### SUPPLIED RECORDS ###
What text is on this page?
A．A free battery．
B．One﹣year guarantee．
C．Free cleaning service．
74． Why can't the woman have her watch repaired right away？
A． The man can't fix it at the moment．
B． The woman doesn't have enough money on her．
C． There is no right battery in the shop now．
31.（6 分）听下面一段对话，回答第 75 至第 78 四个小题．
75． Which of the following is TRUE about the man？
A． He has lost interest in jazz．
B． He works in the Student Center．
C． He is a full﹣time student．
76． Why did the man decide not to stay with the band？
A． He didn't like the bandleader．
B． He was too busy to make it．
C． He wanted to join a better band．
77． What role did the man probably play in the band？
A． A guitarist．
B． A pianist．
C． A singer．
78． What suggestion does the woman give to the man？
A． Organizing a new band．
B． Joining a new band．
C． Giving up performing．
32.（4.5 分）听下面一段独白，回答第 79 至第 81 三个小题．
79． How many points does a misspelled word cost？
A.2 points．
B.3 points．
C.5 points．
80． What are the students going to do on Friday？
###
Every entry above needs to be quoted exactly.

What text is on this page?
A．A free battery．
B．One﹣year guarantee．
C．Free cleaning service．
74． Why can't the woman have her watch repaired right away？
A． The man can't fix it at the moment．
B． The woman doesn't have enough money on her．
C． There is no right battery in the shop now．
31.（6 分）听下面一段对话，回答第 75 至第 78 四个小题．
75． Which of the following is TRUE about the man？
A． He has lost interest in jazz．
B． He works in the Student Center．
C． He is a full﹣time student．
76． Why did the man decide not to stay with the band？
A． He didn't like the bandleader．
B． He was too busy to make it．
C． He wanted to join a better band．
77． What role did the man probably play in the band？
A． A guitarist．
B． A pianist．
C． A singer．
78． What suggestion does the woman give to the man？
A． Organizing a new band．
B． Joining a new band．
C． Giving up performing．
32.（4.5 分）听下面一段独白，回答第 79 至第 81 三个小题．
79． How many points does a misspelled word cost？
A.2 points．
B.3 points．
C.5 points．
80． What are the students going to do on Friday？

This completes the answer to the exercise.